[Start of Excerpted records]

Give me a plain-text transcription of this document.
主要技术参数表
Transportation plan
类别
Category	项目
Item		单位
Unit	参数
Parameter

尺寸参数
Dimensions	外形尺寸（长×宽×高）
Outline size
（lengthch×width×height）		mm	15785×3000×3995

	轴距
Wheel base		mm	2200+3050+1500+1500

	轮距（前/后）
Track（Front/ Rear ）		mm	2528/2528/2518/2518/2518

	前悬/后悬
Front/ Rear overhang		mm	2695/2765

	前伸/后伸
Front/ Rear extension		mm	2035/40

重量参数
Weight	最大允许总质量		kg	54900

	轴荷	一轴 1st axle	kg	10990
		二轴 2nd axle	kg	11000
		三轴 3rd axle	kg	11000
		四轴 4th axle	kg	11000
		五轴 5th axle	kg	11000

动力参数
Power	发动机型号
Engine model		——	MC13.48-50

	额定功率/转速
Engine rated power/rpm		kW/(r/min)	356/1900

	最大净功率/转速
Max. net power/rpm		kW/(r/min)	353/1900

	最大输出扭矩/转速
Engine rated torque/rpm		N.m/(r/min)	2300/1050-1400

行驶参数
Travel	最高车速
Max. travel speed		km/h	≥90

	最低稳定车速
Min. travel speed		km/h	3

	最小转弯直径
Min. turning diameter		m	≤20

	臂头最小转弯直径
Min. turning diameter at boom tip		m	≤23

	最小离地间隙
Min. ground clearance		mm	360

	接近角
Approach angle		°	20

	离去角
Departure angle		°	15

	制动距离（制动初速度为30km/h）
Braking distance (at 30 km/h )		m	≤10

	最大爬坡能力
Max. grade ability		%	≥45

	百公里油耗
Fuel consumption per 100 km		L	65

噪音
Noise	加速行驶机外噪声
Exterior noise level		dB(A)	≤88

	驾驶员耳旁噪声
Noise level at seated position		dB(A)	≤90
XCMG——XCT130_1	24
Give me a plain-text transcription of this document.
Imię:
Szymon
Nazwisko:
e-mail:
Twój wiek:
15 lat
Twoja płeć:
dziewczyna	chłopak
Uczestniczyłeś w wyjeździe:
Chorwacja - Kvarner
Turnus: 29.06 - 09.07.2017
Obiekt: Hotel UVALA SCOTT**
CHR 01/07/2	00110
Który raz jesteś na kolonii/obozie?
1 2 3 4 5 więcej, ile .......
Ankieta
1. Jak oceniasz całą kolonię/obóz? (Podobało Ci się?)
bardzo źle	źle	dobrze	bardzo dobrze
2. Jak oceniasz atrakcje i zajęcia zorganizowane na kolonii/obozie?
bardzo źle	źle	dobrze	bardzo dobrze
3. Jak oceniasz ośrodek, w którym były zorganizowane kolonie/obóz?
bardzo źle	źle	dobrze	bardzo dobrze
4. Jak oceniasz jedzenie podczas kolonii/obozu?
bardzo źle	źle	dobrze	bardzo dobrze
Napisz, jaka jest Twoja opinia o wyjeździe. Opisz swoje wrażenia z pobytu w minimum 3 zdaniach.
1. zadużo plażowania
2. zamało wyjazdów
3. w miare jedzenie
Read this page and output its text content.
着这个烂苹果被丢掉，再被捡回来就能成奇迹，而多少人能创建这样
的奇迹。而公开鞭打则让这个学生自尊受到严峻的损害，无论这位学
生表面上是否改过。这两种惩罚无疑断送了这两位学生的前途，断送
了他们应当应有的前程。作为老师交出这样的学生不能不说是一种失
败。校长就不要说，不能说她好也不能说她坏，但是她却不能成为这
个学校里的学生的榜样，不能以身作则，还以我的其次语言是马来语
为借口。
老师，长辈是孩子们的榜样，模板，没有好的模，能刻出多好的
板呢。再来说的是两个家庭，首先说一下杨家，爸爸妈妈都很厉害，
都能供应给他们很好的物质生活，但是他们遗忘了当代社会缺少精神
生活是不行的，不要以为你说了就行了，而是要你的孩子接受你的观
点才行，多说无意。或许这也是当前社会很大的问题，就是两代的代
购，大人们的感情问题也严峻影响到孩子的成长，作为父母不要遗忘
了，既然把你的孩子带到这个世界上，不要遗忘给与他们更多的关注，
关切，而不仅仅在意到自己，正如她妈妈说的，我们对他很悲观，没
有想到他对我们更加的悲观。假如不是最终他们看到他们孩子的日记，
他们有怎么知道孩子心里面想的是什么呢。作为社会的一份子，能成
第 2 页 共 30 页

[End of Excerpted records]

Task instructions:
Restate the whole listing exactly, leaving out nothing.

Answer to the problem:
Give me a plain-text transcription of this document.
主要技术参数表
Transportation plan
类别
Category	项目
Item		单位
Unit	参数
Parameter

尺寸参数
Dimensions	外形尺寸（长×宽×高）
Outline size
（lengthch×width×height）		mm	15785×3000×3995

	轴距
Wheel base		mm	2200+3050+1500+1500

	轮距（前/后）
Track（Front/ Rear ）		mm	2528/2528/2518/2518/2518

	前悬/后悬
Front/ Rear overhang		mm	2695/2765

	前伸/后伸
Front/ Rear extension		mm	2035/40

重量参数
Weight	最大允许总质量		kg	54900

	轴荷	一轴 1st axle	kg	10990
		二轴 2nd axle	kg	11000
		三轴 3rd axle	kg	11000
		四轴 4th axle	kg	11000
		五轴 5th axle	kg	11000

动力参数
Power	发动机型号
Engine model		——	MC13.48-50

	额定功率/转速
Engine rated power/rpm		kW/(r/min)	356/1900

	最大净功率/转速
Max. net power/rpm		kW/(r/min)	353/1900

	最大输出扭矩/转速
Engine rated torque/rpm		N.m/(r/min)	2300/1050-1400

行驶参数
Travel	最高车速
Max. travel speed		km/h	≥90

	最低稳定车速
Min. travel speed		km/h	3

	最小转弯直径
Min. turning diameter		m	≤20

	臂头最小转弯直径
Min. turning diameter at boom tip		m	≤23

	最小离地间隙
Min. ground clearance		mm	360

	接近角
Approach angle		°	20

	离去角
Departure angle		°	15

	制动距离（制动初速度为30km/h）
Braking distance (at 30 km/h )		m	≤10

	最大爬坡能力
Max. grade ability		%	≥45

	百公里油耗
Fuel consumption per 100 km		L	65

噪音
Noise	加速行驶机外噪声
Exterior noise level		dB(A)	≤88

	驾驶员耳旁噪声
Noise level at seated position		dB(A)	≤90
XCMG——XCT130_1	24
Give me a plain-text transcription of this document.
Imię:
Szymon
Nazwisko:
e-mail:
Twój wiek:
15 lat
Twoja płeć:
dziewczyna	chłopak
Uczestniczyłeś w wyjeździe:
Chorwacja - Kvarner
Turnus: 29.06 - 09.07.2017
Obiekt: Hotel UVALA SCOTT**
CHR 01/07/2	00110
Który raz jesteś na kolonii/obozie?
1 2 3 4 5 więcej, ile .......
Ankieta
1. Jak oceniasz całą kolonię/obóz? (Podobało Ci się?)
bardzo źle	źle	dobrze	bardzo dobrze
2. Jak oceniasz atrakcje i zajęcia zorganizowane na kolonii/obozie?
bardzo źle	źle	dobrze	bardzo dobrze
3. Jak oceniasz ośrodek, w którym były zorganizowane kolonie/obóz?
bardzo źle	źle	dobrze	bardzo dobrze
4. Jak oceniasz jedzenie podczas kolonii/obozu?
bardzo źle	źle	dobrze	bardzo dobrze
Napisz, jaka jest Twoja opinia o wyjeździe. Opisz swoje wrażenia z pobytu w minimum 3 zdaniach.
1. zadużo plażowania
2. zamało wyjazdów
3. w miare jedzenie
Read this page and output its text content.
着这个烂苹果被丢掉，再被捡回来就能成奇迹，而多少人能创建这样
的奇迹。而公开鞭打则让这个学生自尊受到严峻的损害，无论这位学
生表面上是否改过。这两种惩罚无疑断送了这两位学生的前途，断送
了他们应当应有的前程。作为老师交出这样的学生不能不说是一种失
败。校长就不要说，不能说她好也不能说她坏，但是她却不能成为这
个学校里的学生的榜样，不能以身作则，还以我的其次语言是马来语
为借口。
老师，长辈是孩子们的榜样，模板，没有好的模，能刻出多好的
板呢。再来说的是两个家庭，首先说一下杨家，爸爸妈妈都很厉害，
都能供应给他们很好的物质生活，但是他们遗忘了当代社会缺少精神
生活是不行的，不要以为你说了就行了，而是要你的孩子接受你的观
点才行，多说无意。或许这也是当前社会很大的问题，就是两代的代
购，大人们的感情问题也严峻影响到孩子的成长，作为父母不要遗忘
了，既然把你的孩子带到这个世界上，不要遗忘给与他们更多的关注，
关切，而不仅仅在意到自己，正如她妈妈说的，我们对他很悲观，没
有想到他对我们更加的悲观。假如不是最终他们看到他们孩子的日记，
他们有怎么知道孩子心里面想的是什么呢。作为社会的一份子，能成
第 2 页 共 30 页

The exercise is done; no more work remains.